Work request 1: In the club newsletter text, what is next week's competition piece?
Work request 2: Extend the club newsletter text, picking up right after its final line.

Page text:
-------

I have to say that Tony is without doubt one of the very best amateur turners in the country – I have to say that otherwise he won’t come next week. He is also handsome, rich, well endowed and good to his wife. I also have fairies in the bottom of my garden.


Actually – Tony brings a wealth of knowledge, skill and humour to all of his demonstrations, and it is very fair to say that in my opinion he saves the very best demo’s for us.

Despite him being so well known, I thought I would have a fresh look at what the internet throws back at me when I type in “Tony Halcrow”




Google has a lot to answer for. To be honest I am scared that one month we will have a turner called “sexy housewives”, because if I type that into the search engine again my wife will still not believe me.


Anyhow I, and anyone else you speak to, will thoroughly recommend that attendance next week to see Tony will be something you will certainly not regret.


I spoke to Tony today and I know he is going to do some items that he was asked about last time he was with us.


One final point about next week in case you have not done it yet – the competition is for a pot-pourri vessel. So get busy and get creative!!


Confusing Newspaper Headlines

~ March Planned For Next August

~ Blind Bishop Appointed To See

~ Patient At Death's Door--Doctors Pull Him Through

~ Prostitutes Appeal to Pope

~ Juvenile Court to Try Shooting Defendant

~ Killer Sentenced to Die for Second Time in 10 Years

~ Autos Killing 110 a Day--Let's Resolve to Do Better

~ If Strike Isn't Settled Quickly, It May Last A While

~ Defendants Speech Ends in Long Sentence

~ Collegians are Turning to Vegetables

~ Scientists to Have Clinton's Ear


Robin Percy

I went to visit Robin this week. He has been moved to the Duchess of Kent Hospice in Reading. I want this to be a temporary thing as this guy is one of the very best.

We have plenty of club members who know Robin, and plenty who sent their very best wishes in with me when I went in. I wanted to go tomorrow as well but have to work, but I will go again as soon as I possibly can.

If you don’t know Robin – then you have missed getting to know one of the sweetest, most genuine and quick witted men who ever stepped foot on the planet. I have invited Robin to the Newbury show as my guest – I dearly hope he will be able to attend.


*Update* - Sadly we lost Robin on Thursday 4th July - his 57th Wedding anniversary. He left this world at 4.oopm, the same time he left his wedding reception. A great loss.

-------

Records:

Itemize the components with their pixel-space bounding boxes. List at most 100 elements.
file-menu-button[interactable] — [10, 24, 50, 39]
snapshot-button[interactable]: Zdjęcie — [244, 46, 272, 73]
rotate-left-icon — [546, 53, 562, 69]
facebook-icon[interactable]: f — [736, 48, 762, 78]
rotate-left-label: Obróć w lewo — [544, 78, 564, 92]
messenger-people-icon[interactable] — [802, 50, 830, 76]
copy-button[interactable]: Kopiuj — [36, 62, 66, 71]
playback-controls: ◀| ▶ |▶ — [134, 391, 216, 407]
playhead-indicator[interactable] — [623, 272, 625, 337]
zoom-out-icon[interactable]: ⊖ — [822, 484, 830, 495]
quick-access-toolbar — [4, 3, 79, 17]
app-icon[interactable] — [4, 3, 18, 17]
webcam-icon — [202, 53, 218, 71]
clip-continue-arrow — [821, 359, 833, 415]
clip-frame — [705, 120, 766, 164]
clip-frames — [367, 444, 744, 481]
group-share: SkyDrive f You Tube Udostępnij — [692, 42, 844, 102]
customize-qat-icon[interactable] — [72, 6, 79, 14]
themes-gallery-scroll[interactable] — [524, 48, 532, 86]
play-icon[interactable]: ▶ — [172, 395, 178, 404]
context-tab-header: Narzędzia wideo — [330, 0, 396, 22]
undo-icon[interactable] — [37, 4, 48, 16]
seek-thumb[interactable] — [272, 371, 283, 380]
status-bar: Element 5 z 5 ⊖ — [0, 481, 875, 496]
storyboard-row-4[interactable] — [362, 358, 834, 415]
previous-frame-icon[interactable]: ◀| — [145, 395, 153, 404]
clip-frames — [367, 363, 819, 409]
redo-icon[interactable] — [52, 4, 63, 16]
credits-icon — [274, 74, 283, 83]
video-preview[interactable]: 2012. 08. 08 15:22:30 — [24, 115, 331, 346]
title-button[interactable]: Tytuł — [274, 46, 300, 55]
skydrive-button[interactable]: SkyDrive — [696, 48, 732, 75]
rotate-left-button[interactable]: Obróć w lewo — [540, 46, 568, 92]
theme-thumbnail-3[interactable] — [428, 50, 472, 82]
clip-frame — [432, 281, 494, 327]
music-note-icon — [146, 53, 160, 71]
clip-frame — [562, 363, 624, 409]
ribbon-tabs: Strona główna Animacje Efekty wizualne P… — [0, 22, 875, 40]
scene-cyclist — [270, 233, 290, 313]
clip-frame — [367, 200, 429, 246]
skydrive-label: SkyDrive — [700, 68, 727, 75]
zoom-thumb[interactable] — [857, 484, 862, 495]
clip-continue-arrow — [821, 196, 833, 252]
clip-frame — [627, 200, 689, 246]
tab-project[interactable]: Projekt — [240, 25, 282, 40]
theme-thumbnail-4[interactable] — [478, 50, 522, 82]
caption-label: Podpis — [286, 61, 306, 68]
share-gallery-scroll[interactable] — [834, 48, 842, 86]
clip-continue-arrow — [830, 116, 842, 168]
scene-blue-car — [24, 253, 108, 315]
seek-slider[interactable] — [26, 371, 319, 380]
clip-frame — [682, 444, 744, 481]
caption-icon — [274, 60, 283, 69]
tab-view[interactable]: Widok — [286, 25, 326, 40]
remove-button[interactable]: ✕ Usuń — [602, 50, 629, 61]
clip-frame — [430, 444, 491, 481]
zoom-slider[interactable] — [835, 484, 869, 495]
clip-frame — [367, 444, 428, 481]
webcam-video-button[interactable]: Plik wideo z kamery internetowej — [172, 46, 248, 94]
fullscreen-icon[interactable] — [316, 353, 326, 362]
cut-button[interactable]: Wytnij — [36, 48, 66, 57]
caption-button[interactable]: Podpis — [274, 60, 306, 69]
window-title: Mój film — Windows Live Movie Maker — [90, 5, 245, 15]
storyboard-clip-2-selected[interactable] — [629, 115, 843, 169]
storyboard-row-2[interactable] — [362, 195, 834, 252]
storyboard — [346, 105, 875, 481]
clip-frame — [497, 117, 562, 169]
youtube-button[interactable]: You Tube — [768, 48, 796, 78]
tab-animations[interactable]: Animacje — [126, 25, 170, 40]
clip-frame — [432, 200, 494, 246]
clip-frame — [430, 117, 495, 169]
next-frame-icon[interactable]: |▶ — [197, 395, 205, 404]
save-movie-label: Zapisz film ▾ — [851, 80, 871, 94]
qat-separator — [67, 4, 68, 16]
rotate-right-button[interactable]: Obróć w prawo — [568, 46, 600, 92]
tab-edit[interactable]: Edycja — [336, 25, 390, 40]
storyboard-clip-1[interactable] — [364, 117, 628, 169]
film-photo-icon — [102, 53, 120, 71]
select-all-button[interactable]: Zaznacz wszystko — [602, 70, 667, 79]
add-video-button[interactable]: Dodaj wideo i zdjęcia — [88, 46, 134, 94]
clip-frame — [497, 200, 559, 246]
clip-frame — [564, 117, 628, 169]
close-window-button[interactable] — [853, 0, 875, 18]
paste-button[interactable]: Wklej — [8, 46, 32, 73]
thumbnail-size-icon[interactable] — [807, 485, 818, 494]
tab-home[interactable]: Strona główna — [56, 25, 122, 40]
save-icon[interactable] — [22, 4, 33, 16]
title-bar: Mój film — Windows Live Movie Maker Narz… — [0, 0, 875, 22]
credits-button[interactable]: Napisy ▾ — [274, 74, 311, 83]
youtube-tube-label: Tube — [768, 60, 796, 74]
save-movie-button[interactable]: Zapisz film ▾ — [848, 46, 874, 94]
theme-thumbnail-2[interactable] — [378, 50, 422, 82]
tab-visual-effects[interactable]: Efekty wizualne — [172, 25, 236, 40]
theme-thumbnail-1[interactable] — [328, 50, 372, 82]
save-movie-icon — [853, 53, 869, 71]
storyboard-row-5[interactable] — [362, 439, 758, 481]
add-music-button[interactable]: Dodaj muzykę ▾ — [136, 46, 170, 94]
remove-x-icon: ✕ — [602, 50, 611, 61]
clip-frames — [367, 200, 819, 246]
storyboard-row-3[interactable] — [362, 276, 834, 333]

-------

Expected output 1: A pot-pourri vessel.

Expected output 2:
September social on 28th September

Although I missed the last committee meeting, I did notice from the minutes, that we are holding the social event that we should have held in June when I was away on holiday (did I mention that?) in September – on the 28th.


I need to catch up and find out what is happening, but every time I ring another committee member they always seem to be out which is odd? I must remember to switch off caller ID and try again.


Apparently we are doing a barbeque and a social event. We will mention it next Tuesday of course – but in advance – does anyone have – or have access to, a large Barbeque we could use?


Details will follow – but if you are happy to help us setup or run or contribute in some way to this all day event you will be greatly valued.


Saturday workshop on 27th July


Platters. It had to be said. Platters.

That is the theme on 27th of this month and hopefully we will have a few good demonstrations from our more experience members on how to turn one, mount one and decorate one – so be there, or be square. As I always say – it beats shopping (unless you are buying a new lathe).


Don’t forget we will also happily help you with tool sharpening, and in particular happy to help beginners to our hobby. It is good to get hands-on and have someone helping you.


Video Equipment

I left to go on holiday (I don’t like to mention it) under a cloud – that cloud being the failed video equipment. I was really annoyed – as I said – especially because we had new members with us.


Hopefully this month it will work, and hopefully we will be back to normal, however the events did shake us up and we are on the hunt for new cameras and a new way of using them. This may well also involve a new framework to go over the lathe to hold cameras, let’s wait and see.


We do have some club funds, and we might consider using them for this venture – we could also consider getting a grant.


We will keep you informed – but meanwhile keep your fingers crossed that we will be fully up and running next week. Mike Larby is checking the big camera out – let’s see what happens.


Newbury Show

Good news this week, we now have confirmation that we have been accepted – by invite, to the Newbury Show. (I know – its officially called the Royal County of Berkshire Show – but we all call it the Newbury Show)


We have the same generous stand that we had last year – 9 yards by 6 yards – and so we need lots of things to fill it, and lots of hands to man it. Those that helped last year will know it is a long weekend, and it is hard work, but goodness – what fun we had.

Let me know if you are able to help and we will start to put a rota together for the two days.


If you want to display or sell something, all items must be marked with your name, and a price. If you need help pricing then ask. This is not a show where we are selling things for a few bob so you should price your items accordingly, this is a proper jobbie where people expect to spend money – and we do take credit cards!!!!!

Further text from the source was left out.